• [Prompt] Set every line down exactly, from the one that has "Serialize everything readable" through the final one, and keep the pictures out.

Stored data:
= = = =

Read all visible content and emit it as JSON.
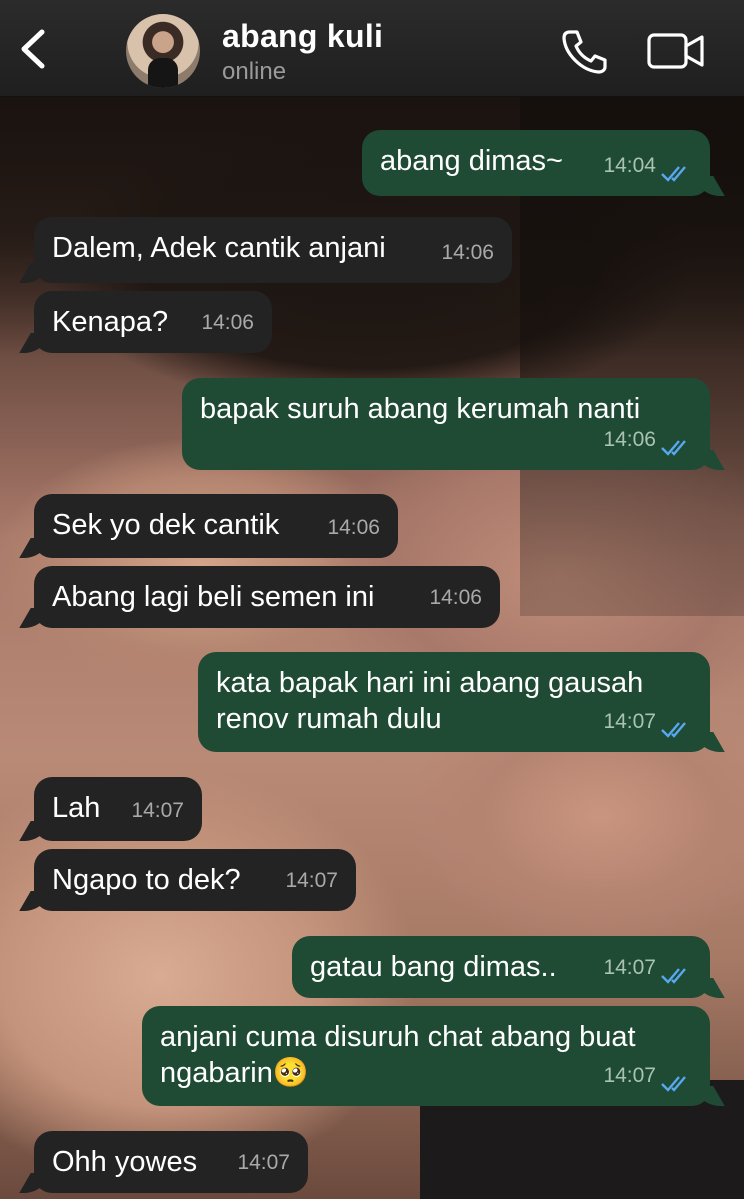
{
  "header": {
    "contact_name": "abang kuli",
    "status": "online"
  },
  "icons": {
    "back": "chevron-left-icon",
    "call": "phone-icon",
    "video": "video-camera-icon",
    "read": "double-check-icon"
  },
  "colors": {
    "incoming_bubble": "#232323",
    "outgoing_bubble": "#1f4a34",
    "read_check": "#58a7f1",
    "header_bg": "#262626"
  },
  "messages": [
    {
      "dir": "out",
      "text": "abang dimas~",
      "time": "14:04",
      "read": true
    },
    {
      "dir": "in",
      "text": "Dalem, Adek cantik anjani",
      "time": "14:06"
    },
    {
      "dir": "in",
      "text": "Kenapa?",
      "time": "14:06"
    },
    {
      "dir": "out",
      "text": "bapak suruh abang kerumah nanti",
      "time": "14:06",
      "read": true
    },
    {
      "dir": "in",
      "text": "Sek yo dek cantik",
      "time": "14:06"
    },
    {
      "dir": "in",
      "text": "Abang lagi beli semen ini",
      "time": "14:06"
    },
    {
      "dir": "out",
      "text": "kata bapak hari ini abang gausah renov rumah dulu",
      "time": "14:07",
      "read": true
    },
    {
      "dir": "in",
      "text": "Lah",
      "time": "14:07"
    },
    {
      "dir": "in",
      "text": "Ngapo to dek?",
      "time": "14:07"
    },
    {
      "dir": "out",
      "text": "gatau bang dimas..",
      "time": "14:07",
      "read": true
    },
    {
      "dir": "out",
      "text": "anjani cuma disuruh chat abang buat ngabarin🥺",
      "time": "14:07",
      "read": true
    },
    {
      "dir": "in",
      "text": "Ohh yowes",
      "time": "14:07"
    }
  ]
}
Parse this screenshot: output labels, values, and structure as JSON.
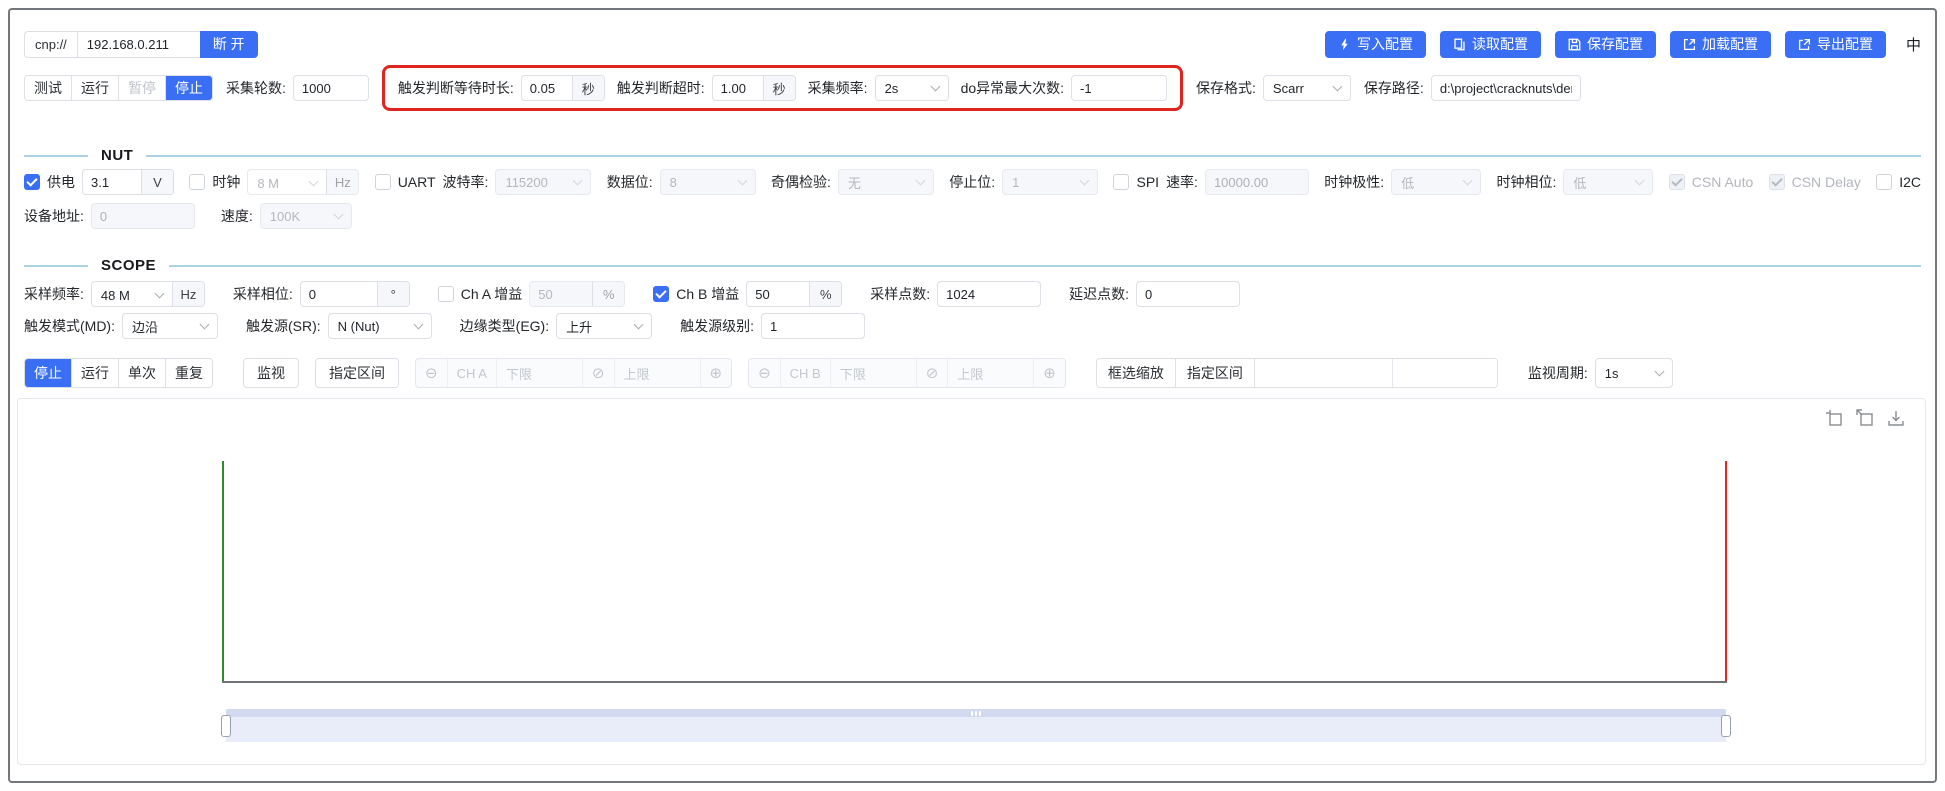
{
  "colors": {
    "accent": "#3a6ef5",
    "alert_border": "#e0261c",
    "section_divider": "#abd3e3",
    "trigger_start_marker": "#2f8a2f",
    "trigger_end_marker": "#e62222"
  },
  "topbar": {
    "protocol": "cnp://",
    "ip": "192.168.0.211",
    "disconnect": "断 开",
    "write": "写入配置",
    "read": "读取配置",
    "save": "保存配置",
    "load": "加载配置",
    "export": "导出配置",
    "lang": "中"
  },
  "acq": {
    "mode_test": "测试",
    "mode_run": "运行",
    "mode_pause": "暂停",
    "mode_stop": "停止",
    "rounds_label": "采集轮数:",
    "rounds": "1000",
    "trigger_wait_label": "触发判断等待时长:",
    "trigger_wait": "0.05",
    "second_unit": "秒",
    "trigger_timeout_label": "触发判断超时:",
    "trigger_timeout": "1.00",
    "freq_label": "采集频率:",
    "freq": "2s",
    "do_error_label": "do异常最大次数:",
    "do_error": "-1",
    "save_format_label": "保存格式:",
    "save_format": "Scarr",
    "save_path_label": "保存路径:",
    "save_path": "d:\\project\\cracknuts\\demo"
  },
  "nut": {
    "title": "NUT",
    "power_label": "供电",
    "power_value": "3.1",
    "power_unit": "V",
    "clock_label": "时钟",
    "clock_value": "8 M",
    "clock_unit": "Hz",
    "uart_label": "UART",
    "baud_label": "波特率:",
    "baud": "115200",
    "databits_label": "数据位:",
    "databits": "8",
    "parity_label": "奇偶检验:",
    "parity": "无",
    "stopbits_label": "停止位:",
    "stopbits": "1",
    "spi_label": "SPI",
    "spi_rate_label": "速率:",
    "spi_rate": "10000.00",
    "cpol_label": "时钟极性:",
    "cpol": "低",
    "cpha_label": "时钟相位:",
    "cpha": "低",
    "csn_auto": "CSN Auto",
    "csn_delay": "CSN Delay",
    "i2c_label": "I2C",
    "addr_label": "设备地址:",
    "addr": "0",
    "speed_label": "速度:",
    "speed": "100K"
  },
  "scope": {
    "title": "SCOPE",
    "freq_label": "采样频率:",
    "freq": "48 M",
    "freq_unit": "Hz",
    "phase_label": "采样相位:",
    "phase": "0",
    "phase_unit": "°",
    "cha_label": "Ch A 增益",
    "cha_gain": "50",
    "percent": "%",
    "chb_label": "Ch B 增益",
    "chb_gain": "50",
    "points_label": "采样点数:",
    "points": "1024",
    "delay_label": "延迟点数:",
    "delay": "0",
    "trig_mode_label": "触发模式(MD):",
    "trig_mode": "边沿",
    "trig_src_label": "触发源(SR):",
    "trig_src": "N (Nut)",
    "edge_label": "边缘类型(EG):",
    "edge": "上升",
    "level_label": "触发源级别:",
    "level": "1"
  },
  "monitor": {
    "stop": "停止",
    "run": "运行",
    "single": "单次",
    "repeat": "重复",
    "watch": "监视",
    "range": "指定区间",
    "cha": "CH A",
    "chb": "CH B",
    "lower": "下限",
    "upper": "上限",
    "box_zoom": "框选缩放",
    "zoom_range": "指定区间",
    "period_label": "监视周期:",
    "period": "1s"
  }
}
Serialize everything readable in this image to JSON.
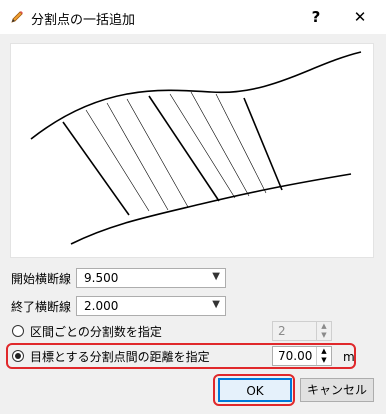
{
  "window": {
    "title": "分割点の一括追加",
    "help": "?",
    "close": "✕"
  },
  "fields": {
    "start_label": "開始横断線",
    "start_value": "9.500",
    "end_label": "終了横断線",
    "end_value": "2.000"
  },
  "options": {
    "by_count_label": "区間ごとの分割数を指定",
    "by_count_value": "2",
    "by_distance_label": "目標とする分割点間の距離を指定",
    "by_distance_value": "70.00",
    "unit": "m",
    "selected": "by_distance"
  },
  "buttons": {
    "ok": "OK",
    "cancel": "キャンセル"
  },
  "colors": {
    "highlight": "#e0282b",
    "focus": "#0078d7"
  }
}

= = = =

• [Task output]
Serialize everything readable in this image to JSON.
{
  "window": {
    "title": "分割点の一括追加",
    "help": "?",
    "close": "✕"
  },
  "fields": {
    "start_label": "開始横断線",
    "start_value": "9.500",
    "end_label": "終了横断線",
    "end_value": "2.000"
  },
  "options": {
    "by_count_label": "区間ごとの分割数を指定",
    "by_count_value": "2",
    "by_distance_label": "目標とする分割点間の距離を指定",
    "by_distance_value": "70.00",
    "unit": "m",
    "selected": "by_distance"
  },
  "buttons": {
    "ok": "OK",
    "cancel": "キャンセル"
  },
  "colors": {
    "highlight": "#e0282b",
    "focus": "#0078d7"
  }
}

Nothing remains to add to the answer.